PROVIDED DATA:
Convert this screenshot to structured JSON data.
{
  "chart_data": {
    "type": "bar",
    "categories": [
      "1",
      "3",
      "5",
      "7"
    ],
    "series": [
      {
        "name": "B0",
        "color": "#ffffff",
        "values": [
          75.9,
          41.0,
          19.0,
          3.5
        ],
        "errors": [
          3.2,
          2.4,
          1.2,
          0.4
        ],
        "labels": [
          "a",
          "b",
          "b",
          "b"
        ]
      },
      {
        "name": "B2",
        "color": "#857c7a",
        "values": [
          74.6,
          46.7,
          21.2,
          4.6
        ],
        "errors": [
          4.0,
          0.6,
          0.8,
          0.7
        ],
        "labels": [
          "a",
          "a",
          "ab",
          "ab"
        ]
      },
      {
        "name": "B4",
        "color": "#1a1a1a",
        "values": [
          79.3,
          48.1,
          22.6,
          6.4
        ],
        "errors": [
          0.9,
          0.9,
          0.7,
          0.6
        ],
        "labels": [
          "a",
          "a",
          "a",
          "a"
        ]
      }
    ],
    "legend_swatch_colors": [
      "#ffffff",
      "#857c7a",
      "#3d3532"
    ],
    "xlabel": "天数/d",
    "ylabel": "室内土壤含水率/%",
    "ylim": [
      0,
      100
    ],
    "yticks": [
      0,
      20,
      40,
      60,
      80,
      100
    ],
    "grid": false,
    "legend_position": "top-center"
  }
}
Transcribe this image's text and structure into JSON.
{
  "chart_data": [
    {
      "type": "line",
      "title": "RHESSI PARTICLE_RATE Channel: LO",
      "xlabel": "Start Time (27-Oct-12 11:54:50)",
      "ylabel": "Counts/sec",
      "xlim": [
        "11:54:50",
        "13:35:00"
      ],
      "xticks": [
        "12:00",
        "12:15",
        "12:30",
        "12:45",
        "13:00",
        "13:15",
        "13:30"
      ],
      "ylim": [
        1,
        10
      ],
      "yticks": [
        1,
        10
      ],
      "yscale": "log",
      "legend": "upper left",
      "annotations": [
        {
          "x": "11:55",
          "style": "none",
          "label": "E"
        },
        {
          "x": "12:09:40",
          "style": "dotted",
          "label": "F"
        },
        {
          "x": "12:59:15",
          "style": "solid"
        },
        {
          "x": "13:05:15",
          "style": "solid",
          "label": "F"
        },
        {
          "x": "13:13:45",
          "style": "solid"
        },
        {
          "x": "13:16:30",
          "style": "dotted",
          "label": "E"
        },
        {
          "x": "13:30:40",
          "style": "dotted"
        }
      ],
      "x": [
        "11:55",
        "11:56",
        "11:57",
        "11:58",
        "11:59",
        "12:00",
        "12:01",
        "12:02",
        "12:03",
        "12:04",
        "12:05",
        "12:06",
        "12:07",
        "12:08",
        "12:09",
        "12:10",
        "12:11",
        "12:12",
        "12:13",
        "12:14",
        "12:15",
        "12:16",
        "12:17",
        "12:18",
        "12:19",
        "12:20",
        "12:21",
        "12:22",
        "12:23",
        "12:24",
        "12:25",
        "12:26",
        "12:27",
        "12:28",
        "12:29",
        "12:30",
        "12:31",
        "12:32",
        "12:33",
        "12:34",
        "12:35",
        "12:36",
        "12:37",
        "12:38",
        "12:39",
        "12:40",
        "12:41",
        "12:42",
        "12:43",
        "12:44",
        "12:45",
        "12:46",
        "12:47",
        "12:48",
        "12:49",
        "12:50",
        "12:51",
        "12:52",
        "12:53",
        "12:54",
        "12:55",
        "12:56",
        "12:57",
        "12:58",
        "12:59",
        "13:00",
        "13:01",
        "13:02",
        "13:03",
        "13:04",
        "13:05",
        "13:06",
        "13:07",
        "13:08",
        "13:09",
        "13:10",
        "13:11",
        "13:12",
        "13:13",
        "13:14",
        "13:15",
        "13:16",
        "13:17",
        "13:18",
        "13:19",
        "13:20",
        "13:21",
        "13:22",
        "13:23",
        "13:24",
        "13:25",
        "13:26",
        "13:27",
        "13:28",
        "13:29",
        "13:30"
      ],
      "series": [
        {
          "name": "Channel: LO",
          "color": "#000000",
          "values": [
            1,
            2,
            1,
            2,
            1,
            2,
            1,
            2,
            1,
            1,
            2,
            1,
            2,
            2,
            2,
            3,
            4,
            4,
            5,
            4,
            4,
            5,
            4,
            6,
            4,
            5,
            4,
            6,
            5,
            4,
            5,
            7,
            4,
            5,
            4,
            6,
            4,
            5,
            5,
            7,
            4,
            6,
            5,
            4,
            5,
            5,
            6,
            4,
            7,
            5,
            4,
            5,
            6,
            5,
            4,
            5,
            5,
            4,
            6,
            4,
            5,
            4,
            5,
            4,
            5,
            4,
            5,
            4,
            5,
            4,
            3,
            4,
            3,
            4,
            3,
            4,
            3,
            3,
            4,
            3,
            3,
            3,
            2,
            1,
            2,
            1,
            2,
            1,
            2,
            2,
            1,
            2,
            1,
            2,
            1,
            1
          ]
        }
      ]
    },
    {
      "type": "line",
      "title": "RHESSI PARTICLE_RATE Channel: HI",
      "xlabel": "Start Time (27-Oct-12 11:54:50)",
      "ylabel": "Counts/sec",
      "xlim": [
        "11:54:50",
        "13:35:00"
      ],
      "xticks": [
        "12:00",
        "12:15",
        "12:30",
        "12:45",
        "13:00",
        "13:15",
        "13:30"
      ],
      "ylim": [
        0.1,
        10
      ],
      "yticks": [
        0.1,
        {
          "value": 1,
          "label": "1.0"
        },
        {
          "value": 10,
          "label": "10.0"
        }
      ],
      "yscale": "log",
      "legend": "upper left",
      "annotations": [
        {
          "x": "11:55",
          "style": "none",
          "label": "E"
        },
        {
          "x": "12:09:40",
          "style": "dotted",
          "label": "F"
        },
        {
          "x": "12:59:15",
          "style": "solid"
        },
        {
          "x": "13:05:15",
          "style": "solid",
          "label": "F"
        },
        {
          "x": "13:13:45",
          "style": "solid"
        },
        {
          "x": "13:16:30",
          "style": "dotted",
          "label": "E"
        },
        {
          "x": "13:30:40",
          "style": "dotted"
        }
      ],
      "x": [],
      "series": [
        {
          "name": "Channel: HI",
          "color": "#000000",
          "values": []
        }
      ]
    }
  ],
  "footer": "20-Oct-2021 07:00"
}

DIRECTIONS FOR THIS TASK:
Go through the listing above and list every line that has the word "RHESSI".

COMPLETE RESPONSE:
      "title": "RHESSI PARTICLE_RATE Channel: LO",
      "title": "RHESSI PARTICLE_RATE Channel: HI",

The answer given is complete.